### Instruction
Which lines in the entries below contain the word "longitudinal"? Gather each one and copy it out in full.
___ Input ___
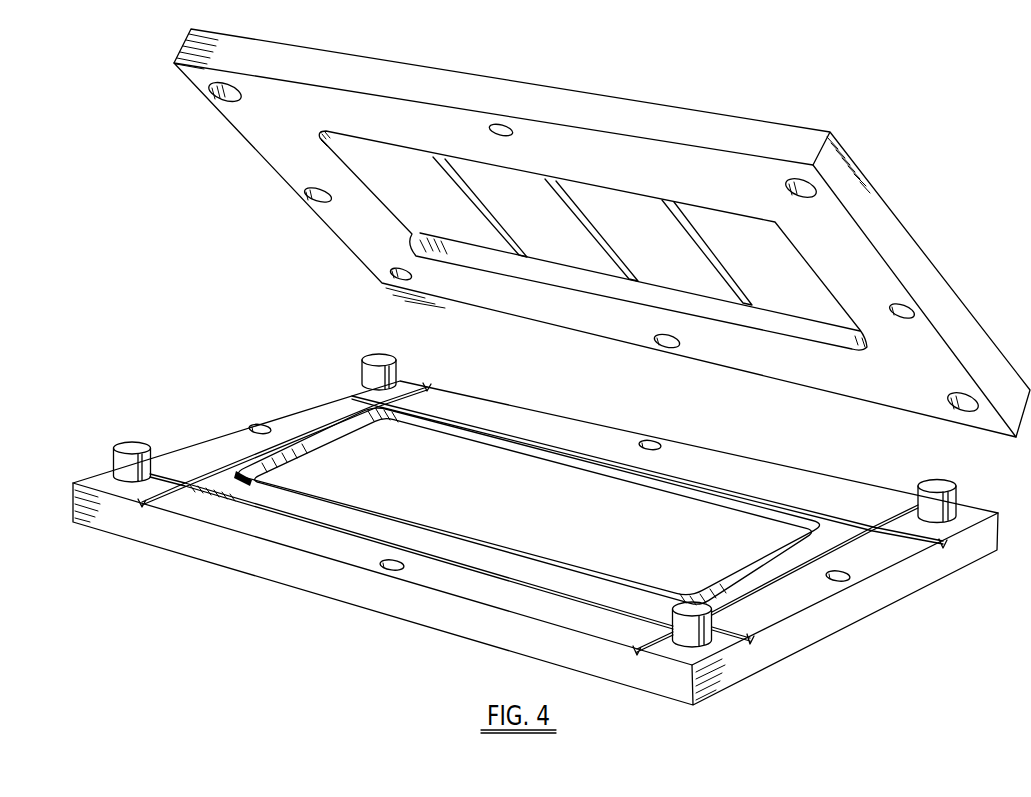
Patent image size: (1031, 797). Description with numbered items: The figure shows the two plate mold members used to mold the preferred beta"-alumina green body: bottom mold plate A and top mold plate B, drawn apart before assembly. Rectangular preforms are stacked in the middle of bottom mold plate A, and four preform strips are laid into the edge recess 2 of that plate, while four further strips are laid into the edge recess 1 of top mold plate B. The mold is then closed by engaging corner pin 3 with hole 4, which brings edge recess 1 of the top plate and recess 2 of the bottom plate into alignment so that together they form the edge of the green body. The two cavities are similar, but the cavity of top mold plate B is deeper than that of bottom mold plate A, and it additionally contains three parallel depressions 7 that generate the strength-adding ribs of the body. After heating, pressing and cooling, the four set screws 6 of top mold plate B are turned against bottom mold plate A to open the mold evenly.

The bottom mold plate A is at (535, 513).
The top mold plate B is at (595, 233).
The edge recess of the top plate 1 is at (370, 191).
The edge recess of the bottom plate 2 is at (315, 442).
The corner pin 3 is at (390, 355).
The hole 4 is at (392, 281).
The set screws 6 is at (302, 195).
The parallel depressions 7 is at (610, 257).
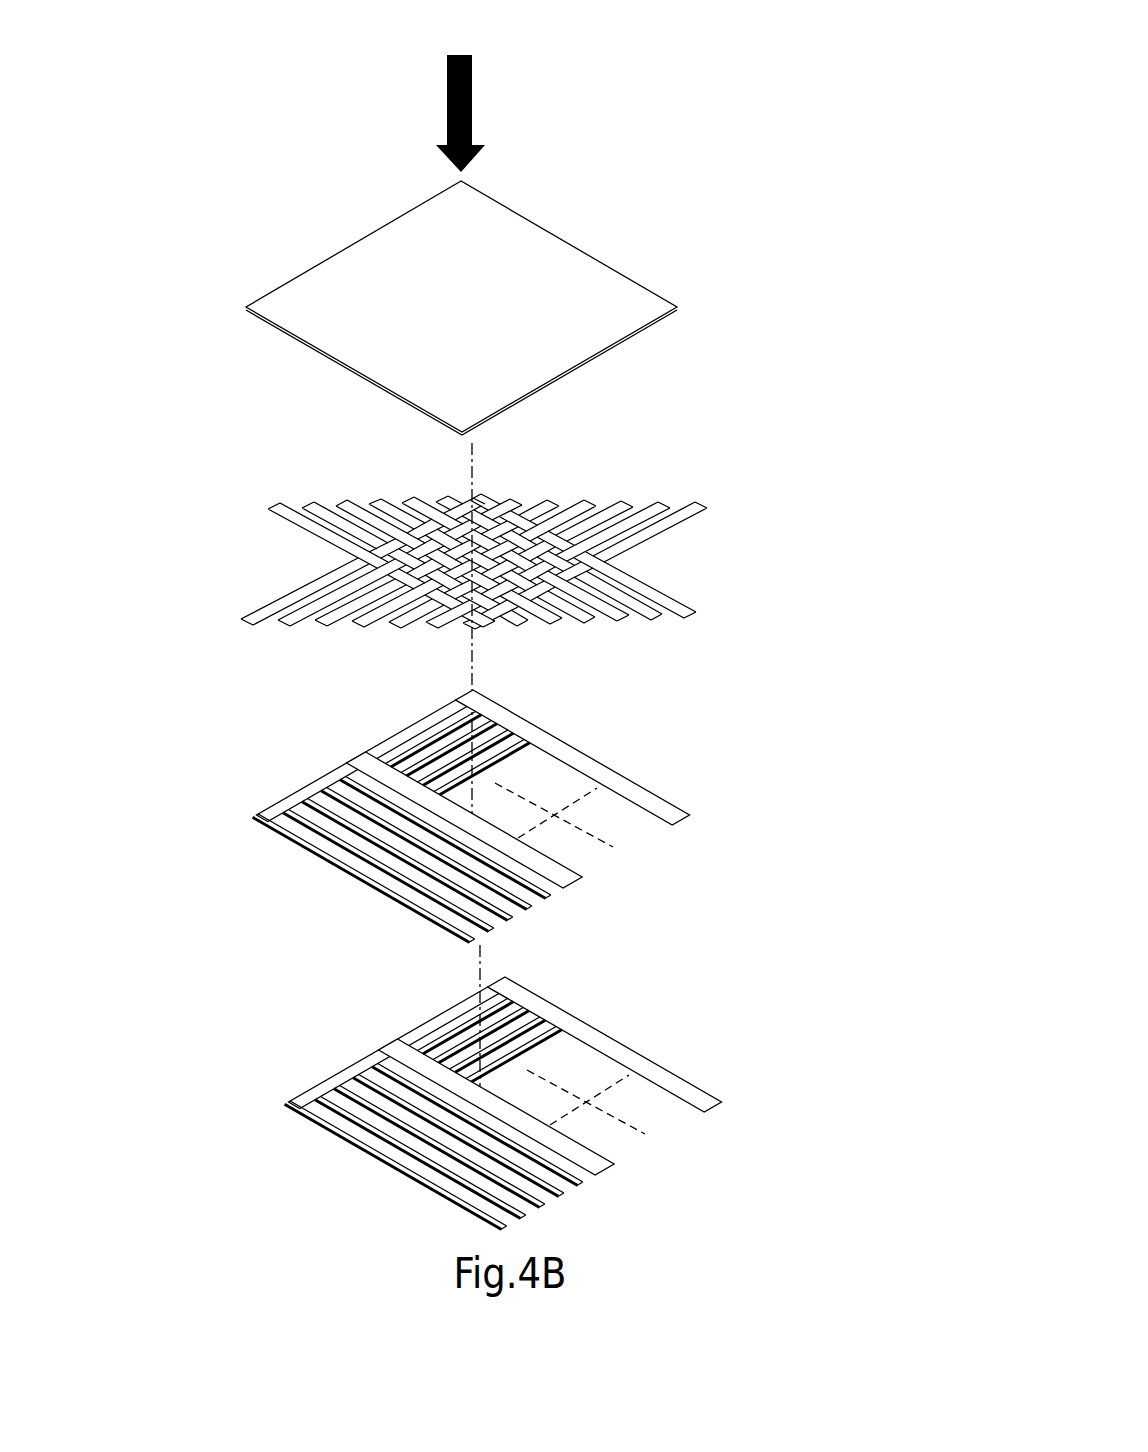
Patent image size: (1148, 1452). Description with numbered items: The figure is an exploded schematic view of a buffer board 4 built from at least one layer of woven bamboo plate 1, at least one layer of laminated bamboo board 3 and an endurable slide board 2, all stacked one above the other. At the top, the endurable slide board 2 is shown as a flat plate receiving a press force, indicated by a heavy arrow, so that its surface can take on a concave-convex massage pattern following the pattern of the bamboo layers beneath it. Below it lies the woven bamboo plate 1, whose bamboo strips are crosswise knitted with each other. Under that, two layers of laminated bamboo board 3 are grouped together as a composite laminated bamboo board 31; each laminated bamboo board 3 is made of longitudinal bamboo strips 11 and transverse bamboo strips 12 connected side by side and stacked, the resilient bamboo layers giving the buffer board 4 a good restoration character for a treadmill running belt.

The buffer board 4 is at (501, 620).
The endurable slide board 2 is at (624, 307).
The woven bamboo plate 1 is at (524, 495).
The composite laminated bamboo board 31 is at (557, 949).
The laminated bamboo board 3 is at (511, 951).
The longitudinal bamboo strip 11 is at (372, 891).
The transverse bamboo strip 12 is at (410, 1004).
___
### Exercise solution
Patent image size: (1148, 1452). Description with numbered items: The figure is an exploded schematic view of a buffer board 4 built from at least one layer of woven bamboo plate 1, at least one layer of laminated bamboo board 3 and an endurable slide board 2, all stacked one above the other. At the top, the endurable slide board 2 is shown as a flat plate receiving a press force, indicated by a heavy arrow, so that its surface can take on a concave-convex massage pattern following the pattern of the bamboo layers beneath it. Below it lies the woven bamboo plate 1, whose bamboo strips are crosswise knitted with each other. Under that, two layers of laminated bamboo board 3 are grouped together as a composite laminated bamboo board 31; each laminated bamboo board 3 is made of longitudinal bamboo strips 11 and transverse bamboo strips 12 connected side by side and stacked, the resilient bamboo layers giving the buffer board 4 a good restoration character for a treadmill running belt.
The longitudinal bamboo strip 11 is at (372, 891).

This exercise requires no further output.